**SET TASK:**
Reproduce the rows word for word, starting at the first row and ending at the row that contains "tab-file[interactable]: File —", including both.

**THE DATA:**
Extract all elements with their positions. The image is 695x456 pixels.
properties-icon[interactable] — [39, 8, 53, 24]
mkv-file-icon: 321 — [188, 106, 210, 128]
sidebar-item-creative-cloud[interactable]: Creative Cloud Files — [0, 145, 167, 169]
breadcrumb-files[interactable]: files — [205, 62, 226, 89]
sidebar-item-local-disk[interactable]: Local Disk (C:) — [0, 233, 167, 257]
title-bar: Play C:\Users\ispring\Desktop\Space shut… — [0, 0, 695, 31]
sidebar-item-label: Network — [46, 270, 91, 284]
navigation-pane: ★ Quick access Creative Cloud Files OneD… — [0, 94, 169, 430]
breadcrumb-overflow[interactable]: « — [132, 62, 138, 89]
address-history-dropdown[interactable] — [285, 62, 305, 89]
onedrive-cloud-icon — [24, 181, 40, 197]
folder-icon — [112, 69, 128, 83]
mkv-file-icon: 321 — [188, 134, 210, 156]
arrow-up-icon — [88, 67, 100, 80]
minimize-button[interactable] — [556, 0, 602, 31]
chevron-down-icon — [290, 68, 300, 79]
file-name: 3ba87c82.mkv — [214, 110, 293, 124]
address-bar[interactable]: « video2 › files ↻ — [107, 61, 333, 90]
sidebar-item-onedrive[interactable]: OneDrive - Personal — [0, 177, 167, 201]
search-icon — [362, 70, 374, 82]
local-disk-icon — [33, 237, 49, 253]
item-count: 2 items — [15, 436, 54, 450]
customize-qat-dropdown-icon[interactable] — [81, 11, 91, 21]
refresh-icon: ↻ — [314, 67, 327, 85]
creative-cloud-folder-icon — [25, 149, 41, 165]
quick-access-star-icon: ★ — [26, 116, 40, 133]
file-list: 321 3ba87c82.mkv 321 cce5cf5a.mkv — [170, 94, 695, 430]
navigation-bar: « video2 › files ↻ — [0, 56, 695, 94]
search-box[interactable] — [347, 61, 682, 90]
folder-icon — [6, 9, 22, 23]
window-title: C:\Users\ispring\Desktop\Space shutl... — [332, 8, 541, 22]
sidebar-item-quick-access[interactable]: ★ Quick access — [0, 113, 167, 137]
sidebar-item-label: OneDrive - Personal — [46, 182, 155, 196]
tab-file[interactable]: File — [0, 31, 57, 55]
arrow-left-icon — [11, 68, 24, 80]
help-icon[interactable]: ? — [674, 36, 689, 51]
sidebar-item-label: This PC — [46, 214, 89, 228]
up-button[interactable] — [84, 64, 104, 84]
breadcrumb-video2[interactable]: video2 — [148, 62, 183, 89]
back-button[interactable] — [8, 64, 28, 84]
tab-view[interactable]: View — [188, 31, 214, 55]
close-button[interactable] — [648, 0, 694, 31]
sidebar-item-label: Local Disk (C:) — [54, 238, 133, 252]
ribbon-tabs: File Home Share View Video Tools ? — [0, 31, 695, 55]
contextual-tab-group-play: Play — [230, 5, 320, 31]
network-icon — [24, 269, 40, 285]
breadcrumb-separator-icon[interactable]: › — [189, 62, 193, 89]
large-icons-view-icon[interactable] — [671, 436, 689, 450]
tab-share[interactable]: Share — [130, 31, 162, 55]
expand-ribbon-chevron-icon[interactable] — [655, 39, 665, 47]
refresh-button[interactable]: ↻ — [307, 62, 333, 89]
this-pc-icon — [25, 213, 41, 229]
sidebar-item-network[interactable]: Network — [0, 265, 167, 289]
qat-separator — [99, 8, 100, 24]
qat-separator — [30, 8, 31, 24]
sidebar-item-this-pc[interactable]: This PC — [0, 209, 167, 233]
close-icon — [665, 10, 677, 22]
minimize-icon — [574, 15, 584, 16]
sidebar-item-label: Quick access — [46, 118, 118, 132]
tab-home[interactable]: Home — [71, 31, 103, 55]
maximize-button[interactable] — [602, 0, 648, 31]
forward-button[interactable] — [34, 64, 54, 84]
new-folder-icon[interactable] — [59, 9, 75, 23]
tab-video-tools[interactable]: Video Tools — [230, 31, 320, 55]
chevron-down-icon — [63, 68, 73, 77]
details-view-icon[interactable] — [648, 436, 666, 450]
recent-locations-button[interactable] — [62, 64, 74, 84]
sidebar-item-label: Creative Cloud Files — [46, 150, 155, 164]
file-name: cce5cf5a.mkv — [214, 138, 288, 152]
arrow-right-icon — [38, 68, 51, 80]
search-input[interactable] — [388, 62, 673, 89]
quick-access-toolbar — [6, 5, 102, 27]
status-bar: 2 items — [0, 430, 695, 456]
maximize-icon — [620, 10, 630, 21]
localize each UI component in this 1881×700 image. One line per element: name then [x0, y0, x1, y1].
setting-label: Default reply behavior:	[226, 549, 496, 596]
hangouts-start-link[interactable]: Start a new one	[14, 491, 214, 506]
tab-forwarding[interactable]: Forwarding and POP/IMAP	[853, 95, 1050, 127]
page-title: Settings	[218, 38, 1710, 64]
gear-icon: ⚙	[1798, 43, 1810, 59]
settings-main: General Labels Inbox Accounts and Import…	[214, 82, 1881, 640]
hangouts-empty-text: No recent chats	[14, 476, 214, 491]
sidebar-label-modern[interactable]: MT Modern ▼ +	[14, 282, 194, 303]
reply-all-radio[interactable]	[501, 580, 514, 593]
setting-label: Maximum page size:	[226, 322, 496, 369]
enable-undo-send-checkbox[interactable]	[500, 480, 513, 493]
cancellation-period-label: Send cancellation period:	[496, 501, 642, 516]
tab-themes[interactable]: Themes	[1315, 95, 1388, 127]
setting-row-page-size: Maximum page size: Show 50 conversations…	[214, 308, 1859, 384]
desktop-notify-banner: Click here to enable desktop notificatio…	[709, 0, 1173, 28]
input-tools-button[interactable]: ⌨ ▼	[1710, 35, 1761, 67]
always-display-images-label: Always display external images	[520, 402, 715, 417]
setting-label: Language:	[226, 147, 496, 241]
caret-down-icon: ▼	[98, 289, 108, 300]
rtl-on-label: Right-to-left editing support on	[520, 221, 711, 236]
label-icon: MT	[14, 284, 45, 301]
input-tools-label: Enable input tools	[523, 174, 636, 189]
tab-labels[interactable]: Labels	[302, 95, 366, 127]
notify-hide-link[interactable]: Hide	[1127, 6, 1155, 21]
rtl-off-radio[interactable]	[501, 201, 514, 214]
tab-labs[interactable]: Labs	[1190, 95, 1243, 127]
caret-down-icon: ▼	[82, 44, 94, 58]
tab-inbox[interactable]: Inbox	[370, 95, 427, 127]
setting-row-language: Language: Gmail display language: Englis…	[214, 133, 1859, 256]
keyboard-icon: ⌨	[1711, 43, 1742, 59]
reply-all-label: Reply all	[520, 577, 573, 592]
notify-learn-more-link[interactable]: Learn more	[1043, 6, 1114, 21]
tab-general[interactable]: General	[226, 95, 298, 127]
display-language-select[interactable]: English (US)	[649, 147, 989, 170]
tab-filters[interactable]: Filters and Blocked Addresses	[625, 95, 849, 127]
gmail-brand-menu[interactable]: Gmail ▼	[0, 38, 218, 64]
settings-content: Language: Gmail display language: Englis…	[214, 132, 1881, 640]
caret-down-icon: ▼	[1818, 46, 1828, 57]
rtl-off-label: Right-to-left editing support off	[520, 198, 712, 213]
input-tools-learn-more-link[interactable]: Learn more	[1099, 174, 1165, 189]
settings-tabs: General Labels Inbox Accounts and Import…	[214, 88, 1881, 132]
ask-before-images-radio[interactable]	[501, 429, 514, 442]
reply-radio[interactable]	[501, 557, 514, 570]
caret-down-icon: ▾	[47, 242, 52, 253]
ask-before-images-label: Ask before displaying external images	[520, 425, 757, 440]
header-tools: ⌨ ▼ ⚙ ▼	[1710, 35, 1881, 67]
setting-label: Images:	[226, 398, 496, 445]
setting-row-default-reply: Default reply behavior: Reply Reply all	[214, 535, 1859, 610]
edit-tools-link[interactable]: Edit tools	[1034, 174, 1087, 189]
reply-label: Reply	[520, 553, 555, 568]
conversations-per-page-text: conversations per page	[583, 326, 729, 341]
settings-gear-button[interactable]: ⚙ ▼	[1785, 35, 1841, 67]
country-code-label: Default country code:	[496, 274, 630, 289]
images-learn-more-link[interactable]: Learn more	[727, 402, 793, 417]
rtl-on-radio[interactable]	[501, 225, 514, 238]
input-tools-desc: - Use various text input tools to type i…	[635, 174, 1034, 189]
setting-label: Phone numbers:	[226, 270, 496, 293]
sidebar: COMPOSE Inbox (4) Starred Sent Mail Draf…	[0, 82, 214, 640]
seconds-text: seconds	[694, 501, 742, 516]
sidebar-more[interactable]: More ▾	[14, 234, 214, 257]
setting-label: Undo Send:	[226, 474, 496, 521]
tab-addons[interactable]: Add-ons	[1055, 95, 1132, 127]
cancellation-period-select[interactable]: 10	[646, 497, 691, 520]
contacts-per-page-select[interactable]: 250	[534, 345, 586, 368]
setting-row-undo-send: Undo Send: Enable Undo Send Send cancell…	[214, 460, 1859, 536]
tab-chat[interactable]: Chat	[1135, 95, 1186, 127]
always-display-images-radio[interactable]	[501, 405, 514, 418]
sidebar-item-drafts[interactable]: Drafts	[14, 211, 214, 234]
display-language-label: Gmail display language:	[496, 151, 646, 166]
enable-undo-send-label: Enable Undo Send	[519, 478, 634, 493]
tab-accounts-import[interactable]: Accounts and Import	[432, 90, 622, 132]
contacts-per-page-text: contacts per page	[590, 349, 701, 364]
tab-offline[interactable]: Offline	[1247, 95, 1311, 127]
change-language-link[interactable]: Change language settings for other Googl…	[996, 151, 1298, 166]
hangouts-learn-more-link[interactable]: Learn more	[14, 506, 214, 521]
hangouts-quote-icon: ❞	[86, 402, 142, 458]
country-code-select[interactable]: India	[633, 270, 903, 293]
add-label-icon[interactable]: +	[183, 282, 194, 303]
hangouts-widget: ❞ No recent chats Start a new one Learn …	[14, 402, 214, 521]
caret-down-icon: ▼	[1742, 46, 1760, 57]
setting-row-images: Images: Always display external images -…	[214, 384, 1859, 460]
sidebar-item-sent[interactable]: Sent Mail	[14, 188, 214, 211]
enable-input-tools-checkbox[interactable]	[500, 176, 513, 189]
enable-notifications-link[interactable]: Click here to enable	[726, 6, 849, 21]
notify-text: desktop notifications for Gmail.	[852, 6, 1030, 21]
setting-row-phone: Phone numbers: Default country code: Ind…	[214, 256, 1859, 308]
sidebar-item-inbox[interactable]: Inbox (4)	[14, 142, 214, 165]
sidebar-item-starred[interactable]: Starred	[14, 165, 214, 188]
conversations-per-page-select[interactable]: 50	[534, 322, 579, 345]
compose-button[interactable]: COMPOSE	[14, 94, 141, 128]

**EXERCISE SOLUTION:**
Extract all elements with their positions. The image is 695x456 pixels.
properties-icon[interactable] — [39, 8, 53, 24]
mkv-file-icon: 321 — [188, 106, 210, 128]
sidebar-item-creative-cloud[interactable]: Creative Cloud Files — [0, 145, 167, 169]
breadcrumb-files[interactable]: files — [205, 62, 226, 89]
sidebar-item-local-disk[interactable]: Local Disk (C:) — [0, 233, 167, 257]
title-bar: Play C:\Users\ispring\Desktop\Space shut… — [0, 0, 695, 31]
sidebar-item-label: Network — [46, 270, 91, 284]
navigation-pane: ★ Quick access Creative Cloud Files OneD… — [0, 94, 169, 430]
breadcrumb-overflow[interactable]: « — [132, 62, 138, 89]
address-history-dropdown[interactable] — [285, 62, 305, 89]
onedrive-cloud-icon — [24, 181, 40, 197]
folder-icon — [112, 69, 128, 83]
mkv-file-icon: 321 — [188, 134, 210, 156]
arrow-up-icon — [88, 67, 100, 80]
minimize-button[interactable] — [556, 0, 602, 31]
chevron-down-icon — [290, 68, 300, 79]
file-name: 3ba87c82.mkv — [214, 110, 293, 124]
address-bar[interactable]: « video2 › files ↻ — [107, 61, 333, 90]
sidebar-item-onedrive[interactable]: OneDrive - Personal — [0, 177, 167, 201]
search-icon — [362, 70, 374, 82]
local-disk-icon — [33, 237, 49, 253]
item-count: 2 items — [15, 436, 54, 450]
customize-qat-dropdown-icon[interactable] — [81, 11, 91, 21]
refresh-icon: ↻ — [314, 67, 327, 85]
creative-cloud-folder-icon — [25, 149, 41, 165]
quick-access-star-icon: ★ — [26, 116, 40, 133]
file-list: 321 3ba87c82.mkv 321 cce5cf5a.mkv — [170, 94, 695, 430]
navigation-bar: « video2 › files ↻ — [0, 56, 695, 94]
search-box[interactable] — [347, 61, 682, 90]
folder-icon — [6, 9, 22, 23]
window-title: C:\Users\ispring\Desktop\Space shutl... — [332, 8, 541, 22]
sidebar-item-quick-access[interactable]: ★ Quick access — [0, 113, 167, 137]
sidebar-item-label: OneDrive - Personal — [46, 182, 155, 196]
tab-file[interactable]: File — [0, 31, 57, 55]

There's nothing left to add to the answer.